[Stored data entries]
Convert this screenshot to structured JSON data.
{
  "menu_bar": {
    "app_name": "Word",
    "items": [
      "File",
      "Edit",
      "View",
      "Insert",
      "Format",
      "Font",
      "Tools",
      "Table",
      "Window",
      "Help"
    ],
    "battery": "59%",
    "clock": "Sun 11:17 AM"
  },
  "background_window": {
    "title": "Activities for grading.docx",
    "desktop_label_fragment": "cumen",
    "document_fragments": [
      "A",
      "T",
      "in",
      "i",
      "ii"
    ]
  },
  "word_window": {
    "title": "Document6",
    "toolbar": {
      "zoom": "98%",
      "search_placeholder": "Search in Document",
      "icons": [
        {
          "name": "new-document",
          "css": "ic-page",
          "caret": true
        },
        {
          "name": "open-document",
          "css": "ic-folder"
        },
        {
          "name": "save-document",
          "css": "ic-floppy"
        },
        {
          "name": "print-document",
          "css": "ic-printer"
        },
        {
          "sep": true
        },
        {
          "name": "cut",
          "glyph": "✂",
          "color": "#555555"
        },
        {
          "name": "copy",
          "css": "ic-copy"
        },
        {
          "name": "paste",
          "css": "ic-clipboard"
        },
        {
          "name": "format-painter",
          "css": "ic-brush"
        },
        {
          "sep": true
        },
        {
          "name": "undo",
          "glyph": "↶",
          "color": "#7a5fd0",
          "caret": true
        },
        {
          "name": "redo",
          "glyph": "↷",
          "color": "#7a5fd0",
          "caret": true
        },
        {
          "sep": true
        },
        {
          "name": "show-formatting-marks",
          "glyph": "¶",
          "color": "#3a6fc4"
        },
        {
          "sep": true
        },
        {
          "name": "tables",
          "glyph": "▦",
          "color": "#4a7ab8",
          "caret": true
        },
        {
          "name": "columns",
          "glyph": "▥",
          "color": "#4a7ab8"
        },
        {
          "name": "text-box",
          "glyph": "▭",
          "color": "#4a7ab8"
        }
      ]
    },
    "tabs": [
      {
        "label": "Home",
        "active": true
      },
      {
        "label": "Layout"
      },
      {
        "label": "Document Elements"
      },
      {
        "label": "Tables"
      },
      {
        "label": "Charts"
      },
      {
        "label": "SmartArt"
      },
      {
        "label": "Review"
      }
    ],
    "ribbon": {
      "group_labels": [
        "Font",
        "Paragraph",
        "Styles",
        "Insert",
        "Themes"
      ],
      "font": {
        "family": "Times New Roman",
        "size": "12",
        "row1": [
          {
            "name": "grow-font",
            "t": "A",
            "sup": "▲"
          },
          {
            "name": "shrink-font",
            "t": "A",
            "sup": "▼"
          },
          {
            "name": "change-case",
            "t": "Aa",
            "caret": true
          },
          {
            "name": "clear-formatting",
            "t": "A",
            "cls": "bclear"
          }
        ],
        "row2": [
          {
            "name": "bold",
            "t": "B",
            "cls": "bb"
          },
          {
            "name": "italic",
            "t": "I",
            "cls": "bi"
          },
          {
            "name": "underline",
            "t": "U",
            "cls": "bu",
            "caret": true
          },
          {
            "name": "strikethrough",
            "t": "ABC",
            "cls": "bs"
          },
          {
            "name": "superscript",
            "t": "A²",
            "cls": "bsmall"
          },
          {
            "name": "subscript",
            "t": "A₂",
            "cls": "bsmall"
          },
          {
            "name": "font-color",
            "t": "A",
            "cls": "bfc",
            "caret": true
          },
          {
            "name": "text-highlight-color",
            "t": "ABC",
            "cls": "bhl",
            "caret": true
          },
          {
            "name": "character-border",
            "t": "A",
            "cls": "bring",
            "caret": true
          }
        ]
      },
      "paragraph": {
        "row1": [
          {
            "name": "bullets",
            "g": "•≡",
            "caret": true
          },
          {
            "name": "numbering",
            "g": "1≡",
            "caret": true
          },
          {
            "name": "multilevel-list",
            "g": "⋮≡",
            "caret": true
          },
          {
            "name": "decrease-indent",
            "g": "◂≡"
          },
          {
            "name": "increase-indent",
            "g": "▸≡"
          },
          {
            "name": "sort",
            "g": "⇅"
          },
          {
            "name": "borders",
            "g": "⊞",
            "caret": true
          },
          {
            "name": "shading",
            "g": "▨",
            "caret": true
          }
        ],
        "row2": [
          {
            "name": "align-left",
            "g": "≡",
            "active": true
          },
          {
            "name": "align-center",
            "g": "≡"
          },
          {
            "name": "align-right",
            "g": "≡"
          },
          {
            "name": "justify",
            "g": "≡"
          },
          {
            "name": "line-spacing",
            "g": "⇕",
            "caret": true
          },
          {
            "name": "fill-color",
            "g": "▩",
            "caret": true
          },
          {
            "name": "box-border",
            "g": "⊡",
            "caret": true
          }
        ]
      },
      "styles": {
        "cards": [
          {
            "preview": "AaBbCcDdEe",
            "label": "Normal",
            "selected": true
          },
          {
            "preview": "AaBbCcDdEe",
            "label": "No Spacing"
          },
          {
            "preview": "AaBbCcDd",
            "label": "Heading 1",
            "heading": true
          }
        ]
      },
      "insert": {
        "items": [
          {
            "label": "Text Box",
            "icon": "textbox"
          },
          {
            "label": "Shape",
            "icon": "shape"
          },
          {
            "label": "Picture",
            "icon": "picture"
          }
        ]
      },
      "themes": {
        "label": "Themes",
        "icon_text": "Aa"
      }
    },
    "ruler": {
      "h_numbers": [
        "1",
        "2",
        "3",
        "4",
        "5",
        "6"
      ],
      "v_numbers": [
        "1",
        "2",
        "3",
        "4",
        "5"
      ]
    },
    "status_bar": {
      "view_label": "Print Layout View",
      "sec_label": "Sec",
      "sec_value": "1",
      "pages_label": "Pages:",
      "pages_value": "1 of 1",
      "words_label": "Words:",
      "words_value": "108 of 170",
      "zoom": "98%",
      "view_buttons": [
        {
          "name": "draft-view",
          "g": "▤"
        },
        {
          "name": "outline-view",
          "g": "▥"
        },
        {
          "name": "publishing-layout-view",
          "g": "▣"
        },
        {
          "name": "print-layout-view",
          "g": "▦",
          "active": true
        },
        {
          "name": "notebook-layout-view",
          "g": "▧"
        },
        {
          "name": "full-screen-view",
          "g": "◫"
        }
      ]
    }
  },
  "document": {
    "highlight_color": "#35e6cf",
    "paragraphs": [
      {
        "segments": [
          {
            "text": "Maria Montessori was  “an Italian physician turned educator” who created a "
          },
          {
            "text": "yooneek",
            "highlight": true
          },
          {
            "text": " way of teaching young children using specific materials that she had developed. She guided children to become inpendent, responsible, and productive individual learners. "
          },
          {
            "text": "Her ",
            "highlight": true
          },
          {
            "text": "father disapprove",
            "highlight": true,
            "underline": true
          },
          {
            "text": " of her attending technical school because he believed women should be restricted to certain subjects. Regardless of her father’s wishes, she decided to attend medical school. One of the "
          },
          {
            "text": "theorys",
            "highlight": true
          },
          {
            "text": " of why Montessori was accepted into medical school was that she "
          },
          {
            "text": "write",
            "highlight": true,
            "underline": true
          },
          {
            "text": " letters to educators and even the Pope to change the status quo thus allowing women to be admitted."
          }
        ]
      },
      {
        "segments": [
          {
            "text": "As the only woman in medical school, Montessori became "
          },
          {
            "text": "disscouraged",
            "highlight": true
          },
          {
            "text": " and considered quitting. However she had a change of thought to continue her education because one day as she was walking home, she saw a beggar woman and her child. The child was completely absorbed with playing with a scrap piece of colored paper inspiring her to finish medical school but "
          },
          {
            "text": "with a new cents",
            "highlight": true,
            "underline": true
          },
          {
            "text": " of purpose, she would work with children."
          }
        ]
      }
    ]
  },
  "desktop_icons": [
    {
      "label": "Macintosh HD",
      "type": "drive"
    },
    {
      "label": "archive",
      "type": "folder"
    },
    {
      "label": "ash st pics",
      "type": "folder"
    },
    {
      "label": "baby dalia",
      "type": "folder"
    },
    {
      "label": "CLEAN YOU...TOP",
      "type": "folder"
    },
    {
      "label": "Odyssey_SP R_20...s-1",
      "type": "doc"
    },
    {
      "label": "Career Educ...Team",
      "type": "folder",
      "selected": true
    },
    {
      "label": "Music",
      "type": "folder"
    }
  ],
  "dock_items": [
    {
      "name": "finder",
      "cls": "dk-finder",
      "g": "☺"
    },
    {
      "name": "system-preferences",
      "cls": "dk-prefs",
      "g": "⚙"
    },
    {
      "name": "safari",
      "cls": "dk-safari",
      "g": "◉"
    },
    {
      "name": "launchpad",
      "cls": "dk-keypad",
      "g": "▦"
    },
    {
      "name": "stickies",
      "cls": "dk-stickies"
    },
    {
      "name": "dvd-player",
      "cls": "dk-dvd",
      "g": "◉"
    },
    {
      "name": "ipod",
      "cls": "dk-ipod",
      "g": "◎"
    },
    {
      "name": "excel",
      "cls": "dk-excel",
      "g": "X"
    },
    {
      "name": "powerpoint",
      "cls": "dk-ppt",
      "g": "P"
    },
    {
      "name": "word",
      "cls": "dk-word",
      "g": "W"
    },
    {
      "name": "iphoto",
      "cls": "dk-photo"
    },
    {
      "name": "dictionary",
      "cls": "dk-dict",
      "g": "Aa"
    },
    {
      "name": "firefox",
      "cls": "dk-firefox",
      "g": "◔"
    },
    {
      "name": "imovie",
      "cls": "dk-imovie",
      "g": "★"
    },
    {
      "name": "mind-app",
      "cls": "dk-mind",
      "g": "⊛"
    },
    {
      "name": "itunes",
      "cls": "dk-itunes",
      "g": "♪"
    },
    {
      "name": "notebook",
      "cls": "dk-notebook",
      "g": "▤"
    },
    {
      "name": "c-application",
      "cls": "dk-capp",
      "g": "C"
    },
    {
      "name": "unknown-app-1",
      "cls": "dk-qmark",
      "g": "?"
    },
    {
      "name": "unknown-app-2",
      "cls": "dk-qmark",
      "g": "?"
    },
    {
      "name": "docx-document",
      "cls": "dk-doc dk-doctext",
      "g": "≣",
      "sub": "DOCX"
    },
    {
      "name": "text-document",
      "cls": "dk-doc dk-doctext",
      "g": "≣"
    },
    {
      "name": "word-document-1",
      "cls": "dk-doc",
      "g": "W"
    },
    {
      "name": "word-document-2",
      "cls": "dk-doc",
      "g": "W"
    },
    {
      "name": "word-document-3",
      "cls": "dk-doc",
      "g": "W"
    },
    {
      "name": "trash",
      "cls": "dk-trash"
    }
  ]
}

Instructions for the task – Show all lines above holding "formatting".

The solution –
          "name": "show-formatting-marks",
            "name": "clear-formatting",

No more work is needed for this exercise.